| Given instruction |
Within the records below, find each line that holds the string "chevron", then copy it.

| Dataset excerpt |
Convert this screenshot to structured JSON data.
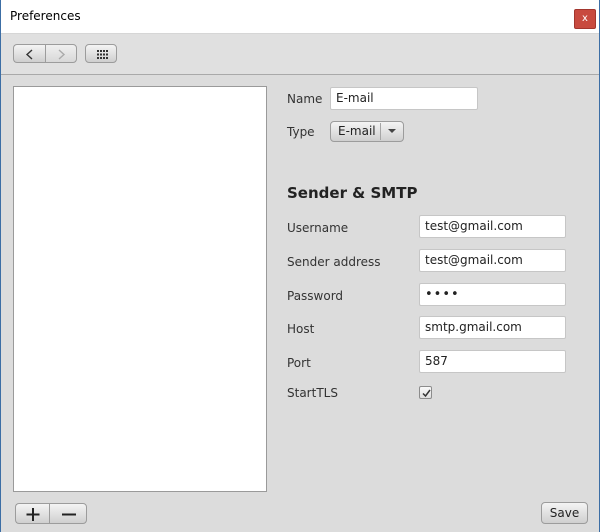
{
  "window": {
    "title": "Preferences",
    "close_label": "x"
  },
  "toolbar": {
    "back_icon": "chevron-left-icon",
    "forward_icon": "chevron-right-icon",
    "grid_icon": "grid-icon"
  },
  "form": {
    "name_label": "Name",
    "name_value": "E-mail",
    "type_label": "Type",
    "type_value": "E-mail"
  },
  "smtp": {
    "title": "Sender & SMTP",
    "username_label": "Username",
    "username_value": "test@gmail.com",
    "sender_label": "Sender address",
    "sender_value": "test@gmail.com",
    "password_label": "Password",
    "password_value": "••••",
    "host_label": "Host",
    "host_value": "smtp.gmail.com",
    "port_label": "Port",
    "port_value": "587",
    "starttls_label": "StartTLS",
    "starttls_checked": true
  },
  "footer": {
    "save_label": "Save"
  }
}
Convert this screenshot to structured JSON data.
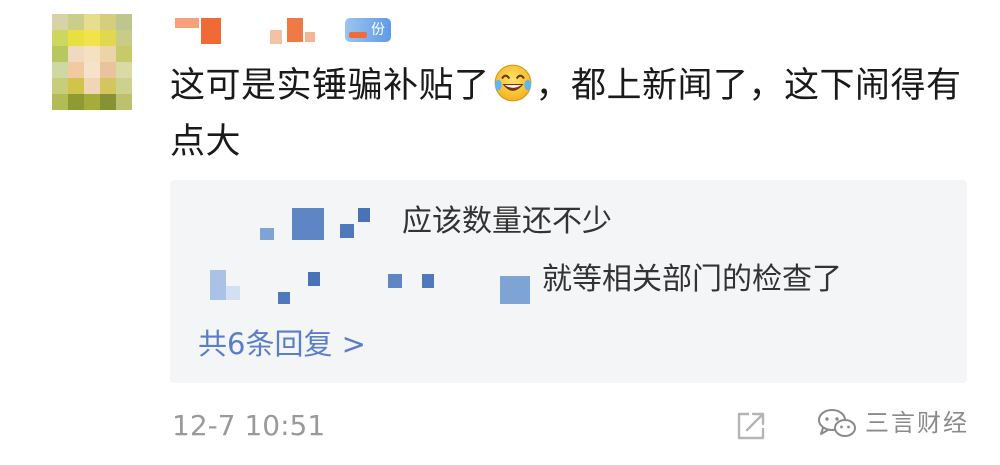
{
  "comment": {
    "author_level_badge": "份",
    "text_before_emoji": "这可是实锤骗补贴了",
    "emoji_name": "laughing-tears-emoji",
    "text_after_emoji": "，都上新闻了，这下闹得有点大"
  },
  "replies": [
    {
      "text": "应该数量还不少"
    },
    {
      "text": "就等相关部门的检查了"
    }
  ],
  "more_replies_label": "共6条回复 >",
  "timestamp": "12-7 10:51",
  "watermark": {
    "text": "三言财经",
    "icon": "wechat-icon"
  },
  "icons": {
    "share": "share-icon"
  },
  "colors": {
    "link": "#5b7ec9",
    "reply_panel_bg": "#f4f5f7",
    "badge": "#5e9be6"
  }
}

| Exercise result |
    "back_icon": "chevron-left-icon",
    "forward_icon": "chevron-right-icon",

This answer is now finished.